Select, from the material below, each line with "StGB" in it.

▸ Data supplied
--------

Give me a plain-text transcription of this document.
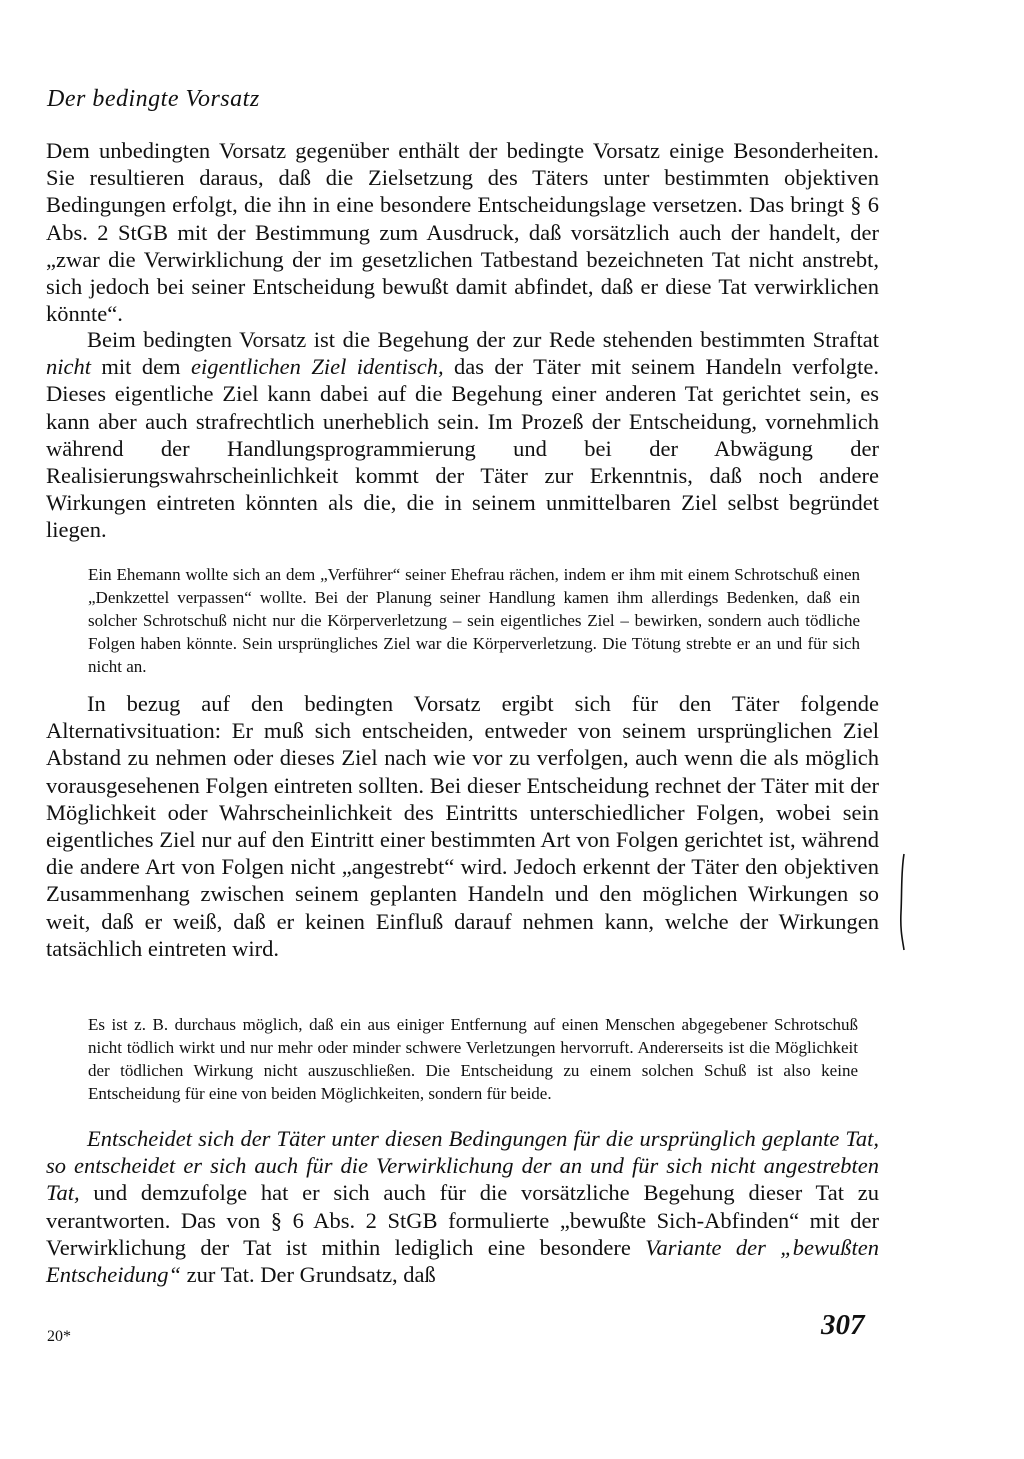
Der bedingte Vorsatz

Dem unbedingten Vorsatz gegenüber enthält der bedingte Vorsatz einige Besonderheiten. Sie resultieren daraus, daß die Zielsetzung des Täters unter bestimmten objektiven Bedingungen erfolgt, die ihn in eine besondere Entscheidungslage versetzen. Das bringt § 6 Abs. 2 StGB mit der Bestimmung zum Ausdruck, daß vorsätzlich auch der handelt, der „zwar die Verwirklichung der im gesetzlichen Tatbestand bezeichneten Tat nicht anstrebt, sich jedoch bei seiner Entscheidung bewußt damit abfindet, daß er diese Tat verwirklichen könnte“.

Beim bedingten Vorsatz ist die Begehung der zur Rede stehenden bestimmten Straftat nicht mit dem eigentlichen Ziel identisch, das der Täter mit seinem Handeln verfolgte. Dieses eigentliche Ziel kann dabei auf die Begehung einer anderen Tat gerichtet sein, es kann aber auch strafrechtlich unerheblich sein. Im Prozeß der Entscheidung, vornehmlich während der Handlungsprogrammierung und bei der Abwägung der Realisierungswahrscheinlichkeit kommt der Täter zur Erkenntnis, daß noch andere Wirkungen eintreten könnten als die, die in seinem unmittelbaren Ziel selbst begründet liegen.

Ein Ehemann wollte sich an dem „Verführer“ seiner Ehefrau rächen, indem er ihm mit einem Schrotschuß einen „Denkzettel verpassen“ wollte. Bei der Planung seiner Handlung kamen ihm allerdings Bedenken, daß ein solcher Schrotschuß nicht nur die Körperverletzung – sein eigentliches Ziel – bewirken, sondern auch tödliche Folgen haben könnte. Sein ursprüngliches Ziel war die Körperverletzung. Die Tötung strebte er an und für sich nicht an.

In bezug auf den bedingten Vorsatz ergibt sich für den Täter folgende Alternativsituation: Er muß sich entscheiden, entweder von seinem ursprünglichen Ziel Abstand zu nehmen oder dieses Ziel nach wie vor zu verfolgen, auch wenn die als möglich vorausgesehenen Folgen eintreten sollten. Bei dieser Entscheidung rechnet der Täter mit der Möglichkeit oder Wahrscheinlichkeit des Eintritts unterschiedlicher Folgen, wobei sein eigentliches Ziel nur auf den Eintritt einer bestimmten Art von Folgen gerichtet ist, während die andere Art von Folgen nicht „angestrebt“ wird. Jedoch erkennt der Täter den objektiven Zusammenhang zwischen seinem geplanten Handeln und den möglichen Wirkungen so weit, daß er weiß, daß er keinen Einfluß darauf nehmen kann, welche der Wirkungen tatsächlich eintreten wird.

Es ist z. B. durchaus möglich, daß ein aus einiger Entfernung auf einen Menschen abgegebener Schrotschuß nicht tödlich wirkt und nur mehr oder minder schwere Verletzungen hervorruft. Andererseits ist die Möglichkeit der tödlichen Wirkung nicht auszuschließen. Die Entscheidung zu einem solchen Schuß ist also keine Entscheidung für eine von beiden Möglichkeiten, sondern für beide.

Entscheidet sich der Täter unter diesen Bedingungen für die ursprünglich geplante Tat, so entscheidet er sich auch für die Verwirklichung der an und für sich nicht angestrebten Tat, und demzufolge hat er sich auch für die vorsätzliche Begehung dieser Tat zu verantworten. Das von § 6 Abs. 2 StGB formulierte „bewußte Sich-Abfinden“ mit der Verwirklichung der Tat ist mithin lediglich eine besondere Variante der „bewußten Entscheidung“ zur Tat. Der Grundsatz, daß

20*	307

--------

▸ Task answer
Dem unbedingten Vorsatz gegenüber enthält der bedingte Vorsatz einige Besonderheiten. Sie resultieren daraus, daß die Zielsetzung des Täters unter bestimmten objektiven Bedingungen erfolgt, die ihn in eine besondere Entscheidungslage versetzen. Das bringt § 6 Abs. 2 StGB mit der Bestimmung zum Ausdruck, daß vorsätzlich auch der handelt, der „zwar die Verwirklichung der im gesetzlichen Tatbestand bezeichneten Tat nicht anstrebt, sich jedoch bei seiner Entscheidung bewußt damit abfindet, daß er diese Tat verwirklichen könnte“.
Entscheidet sich der Täter unter diesen Bedingungen für die ursprünglich geplante Tat, so entscheidet er sich auch für die Verwirklichung der an und für sich nicht angestrebten Tat, und demzufolge hat er sich auch für die vorsätzliche Begehung dieser Tat zu verantworten. Das von § 6 Abs. 2 StGB formulierte „bewußte Sich-Abfinden“ mit der Verwirklichung der Tat ist mithin lediglich eine besondere Variante der „bewußten Entscheidung“ zur Tat. Der Grundsatz, daß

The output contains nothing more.